▶ **Tugas yang dikerjakan**:
Tolong lanjutkan teks tentang superfluiditas gas helium, dimulai setelah kalimat terakhirnya.

▶ **Teks yang diberikan**:
Gas Helium : Fenomena ‘ajaib’ yang dikenal sebagai Superfluiditas telah berhasil menghantarkan sebuah Nobel Fisika bagi Anthony J. Leggett di tahun 2003 lalu. Pria Inggris yang mendapatkan gelar Doktor Fisika dari Oxford University pada tahun 1964 ini kini menjadi Profesor Fisika di Center for Advanced Study University of Illinois, Urbana-Champaign. Di mana sebenarnya letak ‘keajaiban’ fluida super yang telah menghadiahinya Nobel Fisika ini? Fluida apa yang berhak mendapat julukan Super ini?

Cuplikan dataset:
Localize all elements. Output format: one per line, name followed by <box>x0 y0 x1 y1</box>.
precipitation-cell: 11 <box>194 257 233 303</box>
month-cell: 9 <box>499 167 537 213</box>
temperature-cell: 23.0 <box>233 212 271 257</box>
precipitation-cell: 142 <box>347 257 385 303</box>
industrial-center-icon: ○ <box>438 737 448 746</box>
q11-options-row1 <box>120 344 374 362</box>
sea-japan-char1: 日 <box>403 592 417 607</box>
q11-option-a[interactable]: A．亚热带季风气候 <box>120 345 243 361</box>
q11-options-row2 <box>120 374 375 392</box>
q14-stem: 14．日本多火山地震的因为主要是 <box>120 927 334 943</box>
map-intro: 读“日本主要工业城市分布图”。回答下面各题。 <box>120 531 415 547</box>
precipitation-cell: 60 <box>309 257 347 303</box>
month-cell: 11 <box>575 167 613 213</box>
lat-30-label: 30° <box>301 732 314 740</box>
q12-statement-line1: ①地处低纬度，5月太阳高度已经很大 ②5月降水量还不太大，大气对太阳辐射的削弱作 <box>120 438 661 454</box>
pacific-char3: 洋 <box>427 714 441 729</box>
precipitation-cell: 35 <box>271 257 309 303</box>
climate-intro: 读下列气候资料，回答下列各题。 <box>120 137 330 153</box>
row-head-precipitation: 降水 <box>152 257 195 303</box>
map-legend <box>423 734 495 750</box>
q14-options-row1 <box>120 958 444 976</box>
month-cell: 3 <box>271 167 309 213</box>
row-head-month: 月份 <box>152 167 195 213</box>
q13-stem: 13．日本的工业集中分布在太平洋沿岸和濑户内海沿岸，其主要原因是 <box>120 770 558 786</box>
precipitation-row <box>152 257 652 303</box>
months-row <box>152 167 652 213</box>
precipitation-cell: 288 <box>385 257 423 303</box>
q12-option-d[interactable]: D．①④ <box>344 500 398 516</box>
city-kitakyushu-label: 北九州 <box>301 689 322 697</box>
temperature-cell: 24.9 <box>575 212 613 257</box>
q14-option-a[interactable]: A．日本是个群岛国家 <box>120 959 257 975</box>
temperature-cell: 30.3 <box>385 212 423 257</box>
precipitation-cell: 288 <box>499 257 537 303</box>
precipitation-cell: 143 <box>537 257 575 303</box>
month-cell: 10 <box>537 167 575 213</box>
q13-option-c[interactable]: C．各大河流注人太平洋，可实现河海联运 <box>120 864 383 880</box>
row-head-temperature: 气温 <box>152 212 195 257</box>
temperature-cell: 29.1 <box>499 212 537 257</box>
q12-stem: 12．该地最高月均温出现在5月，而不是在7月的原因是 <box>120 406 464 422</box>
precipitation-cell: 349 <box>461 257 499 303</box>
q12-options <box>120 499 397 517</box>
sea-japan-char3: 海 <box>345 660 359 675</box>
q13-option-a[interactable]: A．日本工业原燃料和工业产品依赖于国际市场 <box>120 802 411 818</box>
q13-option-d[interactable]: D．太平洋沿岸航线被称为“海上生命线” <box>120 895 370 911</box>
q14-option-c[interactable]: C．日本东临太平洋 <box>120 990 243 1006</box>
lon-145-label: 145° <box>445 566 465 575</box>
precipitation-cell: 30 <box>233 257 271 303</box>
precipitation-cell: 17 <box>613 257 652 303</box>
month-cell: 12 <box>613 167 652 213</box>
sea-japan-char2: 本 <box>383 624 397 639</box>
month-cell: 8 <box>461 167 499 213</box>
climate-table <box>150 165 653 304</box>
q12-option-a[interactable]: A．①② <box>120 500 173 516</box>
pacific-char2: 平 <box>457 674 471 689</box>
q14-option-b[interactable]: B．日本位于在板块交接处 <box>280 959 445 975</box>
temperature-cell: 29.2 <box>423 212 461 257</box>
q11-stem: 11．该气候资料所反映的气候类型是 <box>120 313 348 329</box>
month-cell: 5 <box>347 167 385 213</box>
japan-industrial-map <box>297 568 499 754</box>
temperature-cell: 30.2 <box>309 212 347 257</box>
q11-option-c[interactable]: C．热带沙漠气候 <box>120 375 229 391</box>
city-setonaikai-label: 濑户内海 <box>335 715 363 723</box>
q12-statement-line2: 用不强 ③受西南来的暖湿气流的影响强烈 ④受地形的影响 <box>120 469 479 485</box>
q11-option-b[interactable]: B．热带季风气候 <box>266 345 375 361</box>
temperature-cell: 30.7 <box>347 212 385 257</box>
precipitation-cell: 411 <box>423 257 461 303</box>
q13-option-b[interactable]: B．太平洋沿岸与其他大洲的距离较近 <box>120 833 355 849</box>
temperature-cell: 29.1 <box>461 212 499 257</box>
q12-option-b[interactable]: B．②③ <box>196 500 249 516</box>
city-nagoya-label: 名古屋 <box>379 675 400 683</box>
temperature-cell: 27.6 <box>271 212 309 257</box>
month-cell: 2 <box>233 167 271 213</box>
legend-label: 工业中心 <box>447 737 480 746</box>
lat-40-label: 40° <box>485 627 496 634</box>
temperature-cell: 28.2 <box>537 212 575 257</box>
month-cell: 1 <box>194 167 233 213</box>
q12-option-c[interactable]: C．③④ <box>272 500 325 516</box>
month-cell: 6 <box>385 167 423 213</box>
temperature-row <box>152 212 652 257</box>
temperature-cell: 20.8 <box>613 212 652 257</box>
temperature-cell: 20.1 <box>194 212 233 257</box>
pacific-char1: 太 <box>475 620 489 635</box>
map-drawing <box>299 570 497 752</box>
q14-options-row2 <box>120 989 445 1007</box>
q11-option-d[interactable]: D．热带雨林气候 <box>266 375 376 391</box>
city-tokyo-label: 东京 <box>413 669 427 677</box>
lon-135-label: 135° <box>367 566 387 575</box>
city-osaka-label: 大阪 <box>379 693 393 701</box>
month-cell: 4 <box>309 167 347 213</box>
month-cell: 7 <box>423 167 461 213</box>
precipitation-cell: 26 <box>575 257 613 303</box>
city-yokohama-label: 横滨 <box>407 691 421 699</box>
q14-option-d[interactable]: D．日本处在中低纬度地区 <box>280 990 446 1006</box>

▶ **Keluaran yang diharapkan**:
Semuanya dimulai dengan ditemukannya sebuah unsur dalam spektrum cahaya matahari saat terjadi gerhana matahari total pada tahun 1868. Jules Janssen, seorang astronom dari Perancis, menemukan garis kuning dalam spektrum cahaya tersebut. Garis kuning itu menunjukkan adanya radiasi yang berasal dari unsur kimia yang belum pernah ditemukan sebelumnya di bumi. Joseph Norman Lockyer memberi nama unsur tersebut Helium, dari kata Helios yang berarti matahari (Bahasa Yunani). Pada tahun 1895 Helium ditemukan untuk pertama kalinya di bumi oleh William Ramsay (dalam sisa-sisa peluruhan radioaktif uranium). Helium ditemukan juga dalam jumlah besar di sumur-sumur gas di Amerika Serikat.
Ada satu sifat unik helium yang menarik untuk diteliti. Gas helium tidak mudah berubah fasa menjadi cair. Ini berarti titik didihnya sangat rendah sehingga sangat berguna untuk dijadikan cairan pendingin. Banyak peneliti terkenal berlomba-lomba mencairkan helium. Helium berhasil dicairkan untuk pertama kalinya di University of Leiden, Belanda, oleh Heike Kamerlingh Onnes pada tahun 1908. Onnes menemukan bahwa titik didih normal helium adalah 4,2 K (sekitar –268,9oC).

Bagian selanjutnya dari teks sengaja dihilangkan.